_To be done_:
Repeat every line below exactly, word for word.

....................

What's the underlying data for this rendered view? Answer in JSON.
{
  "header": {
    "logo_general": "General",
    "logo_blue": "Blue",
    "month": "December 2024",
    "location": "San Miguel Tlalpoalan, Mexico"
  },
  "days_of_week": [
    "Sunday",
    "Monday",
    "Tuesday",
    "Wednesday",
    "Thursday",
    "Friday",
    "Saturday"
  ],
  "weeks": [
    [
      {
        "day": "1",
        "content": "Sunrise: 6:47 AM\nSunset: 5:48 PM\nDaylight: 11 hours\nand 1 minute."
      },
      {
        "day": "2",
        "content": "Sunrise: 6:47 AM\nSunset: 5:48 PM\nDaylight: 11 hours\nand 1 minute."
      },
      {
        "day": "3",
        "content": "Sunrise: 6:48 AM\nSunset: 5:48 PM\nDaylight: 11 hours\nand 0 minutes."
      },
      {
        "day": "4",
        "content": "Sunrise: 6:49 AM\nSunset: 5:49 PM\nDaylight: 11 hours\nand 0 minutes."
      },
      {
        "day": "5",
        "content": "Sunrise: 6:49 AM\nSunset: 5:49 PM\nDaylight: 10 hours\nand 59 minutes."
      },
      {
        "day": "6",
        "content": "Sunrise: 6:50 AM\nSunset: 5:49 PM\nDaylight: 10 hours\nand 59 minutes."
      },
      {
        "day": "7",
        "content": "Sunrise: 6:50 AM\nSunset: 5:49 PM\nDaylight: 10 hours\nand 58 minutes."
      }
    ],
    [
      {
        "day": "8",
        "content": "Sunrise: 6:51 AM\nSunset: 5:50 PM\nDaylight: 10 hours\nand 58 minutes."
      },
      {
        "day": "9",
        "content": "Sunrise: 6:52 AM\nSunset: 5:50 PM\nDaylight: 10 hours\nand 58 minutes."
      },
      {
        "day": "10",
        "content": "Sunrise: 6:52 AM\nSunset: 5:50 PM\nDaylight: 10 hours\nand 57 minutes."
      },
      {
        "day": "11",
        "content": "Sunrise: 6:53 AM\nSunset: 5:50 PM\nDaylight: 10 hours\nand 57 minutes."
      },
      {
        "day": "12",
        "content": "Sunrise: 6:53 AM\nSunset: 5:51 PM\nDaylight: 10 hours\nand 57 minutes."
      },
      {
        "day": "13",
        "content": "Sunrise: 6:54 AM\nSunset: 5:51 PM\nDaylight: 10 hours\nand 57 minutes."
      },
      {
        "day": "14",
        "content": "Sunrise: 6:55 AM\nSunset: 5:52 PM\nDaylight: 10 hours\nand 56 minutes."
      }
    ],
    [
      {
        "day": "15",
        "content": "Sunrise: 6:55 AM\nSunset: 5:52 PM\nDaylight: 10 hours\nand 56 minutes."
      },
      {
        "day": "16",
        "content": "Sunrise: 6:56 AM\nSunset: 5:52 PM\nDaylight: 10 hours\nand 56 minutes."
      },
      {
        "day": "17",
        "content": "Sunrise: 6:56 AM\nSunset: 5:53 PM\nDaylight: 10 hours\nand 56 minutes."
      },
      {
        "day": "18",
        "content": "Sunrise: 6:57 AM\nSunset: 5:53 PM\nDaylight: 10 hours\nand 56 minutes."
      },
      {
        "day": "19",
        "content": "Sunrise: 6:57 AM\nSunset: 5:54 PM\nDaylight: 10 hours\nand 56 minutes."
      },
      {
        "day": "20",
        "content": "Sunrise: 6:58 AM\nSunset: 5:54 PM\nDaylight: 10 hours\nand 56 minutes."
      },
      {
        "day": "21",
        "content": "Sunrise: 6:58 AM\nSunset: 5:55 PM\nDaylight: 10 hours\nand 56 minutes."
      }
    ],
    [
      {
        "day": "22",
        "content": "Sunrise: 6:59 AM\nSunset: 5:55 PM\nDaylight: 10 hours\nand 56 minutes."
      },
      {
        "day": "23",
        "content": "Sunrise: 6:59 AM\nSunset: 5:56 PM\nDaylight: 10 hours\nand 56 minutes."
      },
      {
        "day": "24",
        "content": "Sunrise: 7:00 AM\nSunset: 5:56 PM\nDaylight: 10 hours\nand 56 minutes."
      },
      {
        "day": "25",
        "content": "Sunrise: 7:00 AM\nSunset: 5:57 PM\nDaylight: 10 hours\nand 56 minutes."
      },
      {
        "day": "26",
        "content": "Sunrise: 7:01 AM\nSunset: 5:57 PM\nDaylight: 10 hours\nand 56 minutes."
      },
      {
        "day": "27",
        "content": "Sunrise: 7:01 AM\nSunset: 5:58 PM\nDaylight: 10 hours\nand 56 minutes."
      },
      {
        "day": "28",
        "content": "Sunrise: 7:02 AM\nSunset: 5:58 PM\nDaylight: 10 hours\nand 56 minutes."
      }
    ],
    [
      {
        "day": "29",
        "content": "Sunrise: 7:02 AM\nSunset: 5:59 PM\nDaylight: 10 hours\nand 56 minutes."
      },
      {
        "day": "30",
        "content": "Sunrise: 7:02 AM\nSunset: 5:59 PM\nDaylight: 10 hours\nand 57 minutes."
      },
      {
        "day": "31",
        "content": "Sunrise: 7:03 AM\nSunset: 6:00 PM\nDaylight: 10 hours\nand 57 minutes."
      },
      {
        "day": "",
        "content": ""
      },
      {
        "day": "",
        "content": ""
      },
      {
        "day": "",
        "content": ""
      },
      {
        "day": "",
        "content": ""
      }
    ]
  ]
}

....................

_Finished answer_:
What's the underlying data for this rendered view? Answer in JSON.
{
  "header": {
    "logo_general": "General",
    "logo_blue": "Blue",
    "month": "December 2024",
    "location": "San Miguel Tlalpoalan, Mexico"
  },
  "days_of_week": [
    "Sunday",
    "Monday",
    "Tuesday",
    "Wednesday",
    "Thursday",
    "Friday",
    "Saturday"
  ],
  "weeks": [
    [
      {
        "day": "1",
        "content": "Sunrise: 6:47 AM\nSunset: 5:48 PM\nDaylight: 11 hours\nand 1 minute."
      },
      {
        "day": "2",
        "content": "Sunrise: 6:47 AM\nSunset: 5:48 PM\nDaylight: 11 hours\nand 1 minute."
      },
      {
        "day": "3",
        "content": "Sunrise: 6:48 AM\nSunset: 5:48 PM\nDaylight: 11 hours\nand 0 minutes."
      },
      {
        "day": "4",
        "content": "Sunrise: 6:49 AM\nSunset: 5:49 PM\nDaylight: 11 hours\nand 0 minutes."
      },
      {
        "day": "5",
        "content": "Sunrise: 6:49 AM\nSunset: 5:49 PM\nDaylight: 10 hours\nand 59 minutes."
      },
      {
        "day": "6",
        "content": "Sunrise: 6:50 AM\nSunset: 5:49 PM\nDaylight: 10 hours\nand 59 minutes."
      },
      {
        "day": "7",
        "content": "Sunrise: 6:50 AM\nSunset: 5:49 PM\nDaylight: 10 hours\nand 58 minutes."
      }
    ],
    [
      {
        "day": "8",
        "content": "Sunrise: 6:51 AM\nSunset: 5:50 PM\nDaylight: 10 hours\nand 58 minutes."
      },
      {
        "day": "9",
        "content": "Sunrise: 6:52 AM\nSunset: 5:50 PM\nDaylight: 10 hours\nand 58 minutes."
      },
      {
        "day": "10",
        "content": "Sunrise: 6:52 AM\nSunset: 5:50 PM\nDaylight: 10 hours\nand 57 minutes."
      },
      {
        "day": "11",
        "content": "Sunrise: 6:53 AM\nSunset: 5:50 PM\nDaylight: 10 hours\nand 57 minutes."
      },
      {
        "day": "12",
        "content": "Sunrise: 6:53 AM\nSunset: 5:51 PM\nDaylight: 10 hours\nand 57 minutes."
      },
      {
        "day": "13",
        "content": "Sunrise: 6:54 AM\nSunset: 5:51 PM\nDaylight: 10 hours\nand 57 minutes."
      },
      {
        "day": "14",
        "content": "Sunrise: 6:55 AM\nSunset: 5:52 PM\nDaylight: 10 hours\nand 56 minutes."
      }
    ],
    [
      {
        "day": "15",
        "content": "Sunrise: 6:55 AM\nSunset: 5:52 PM\nDaylight: 10 hours\nand 56 minutes."
      },
      {
        "day": "16",
        "content": "Sunrise: 6:56 AM\nSunset: 5:52 PM\nDaylight: 10 hours\nand 56 minutes."
      },
      {
        "day": "17",
        "content": "Sunrise: 6:56 AM\nSunset: 5:53 PM\nDaylight: 10 hours\nand 56 minutes."
      },
      {
        "day": "18",
        "content": "Sunrise: 6:57 AM\nSunset: 5:53 PM\nDaylight: 10 hours\nand 56 minutes."
      },
      {
        "day": "19",
        "content": "Sunrise: 6:57 AM\nSunset: 5:54 PM\nDaylight: 10 hours\nand 56 minutes."
      },
      {
        "day": "20",
        "content": "Sunrise: 6:58 AM\nSunset: 5:54 PM\nDaylight: 10 hours\nand 56 minutes."
      },
      {
        "day": "21",
        "content": "Sunrise: 6:58 AM\nSunset: 5:55 PM\nDaylight: 10 hours\nand 56 minutes."
      }
    ],
    [
      {
        "day": "22",
        "content": "Sunrise: 6:59 AM\nSunset: 5:55 PM\nDaylight: 10 hours\nand 56 minutes."
      },
      {
        "day": "23",
        "content": "Sunrise: 6:59 AM\nSunset: 5:56 PM\nDaylight: 10 hours\nand 56 minutes."
      },
      {
        "day": "24",
        "content": "Sunrise: 7:00 AM\nSunset: 5:56 PM\nDaylight: 10 hours\nand 56 minutes."
      },
      {
        "day": "25",
        "content": "Sunrise: 7:00 AM\nSunset: 5:57 PM\nDaylight: 10 hours\nand 56 minutes."
      },
      {
        "day": "26",
        "content": "Sunrise: 7:01 AM\nSunset: 5:57 PM\nDaylight: 10 hours\nand 56 minutes."
      },
      {
        "day": "27",
        "content": "Sunrise: 7:01 AM\nSunset: 5:58 PM\nDaylight: 10 hours\nand 56 minutes."
      },
      {
        "day": "28",
        "content": "Sunrise: 7:02 AM\nSunset: 5:58 PM\nDaylight: 10 hours\nand 56 minutes."
      }
    ],
    [
      {
        "day": "29",
        "content": "Sunrise: 7:02 AM\nSunset: 5:59 PM\nDaylight: 10 hours\nand 56 minutes."
      },
      {
        "day": "30",
        "content": "Sunrise: 7:02 AM\nSunset: 5:59 PM\nDaylight: 10 hours\nand 57 minutes."
      },
      {
        "day": "31",
        "content": "Sunrise: 7:03 AM\nSunset: 6:00 PM\nDaylight: 10 hours\nand 57 minutes."
      },
      {
        "day": "",
        "content": ""
      },
      {
        "day": "",
        "content": ""
      },
      {
        "day": "",
        "content": ""
      },
      {
        "day": "",
        "content": ""
      }
    ]
  ]
}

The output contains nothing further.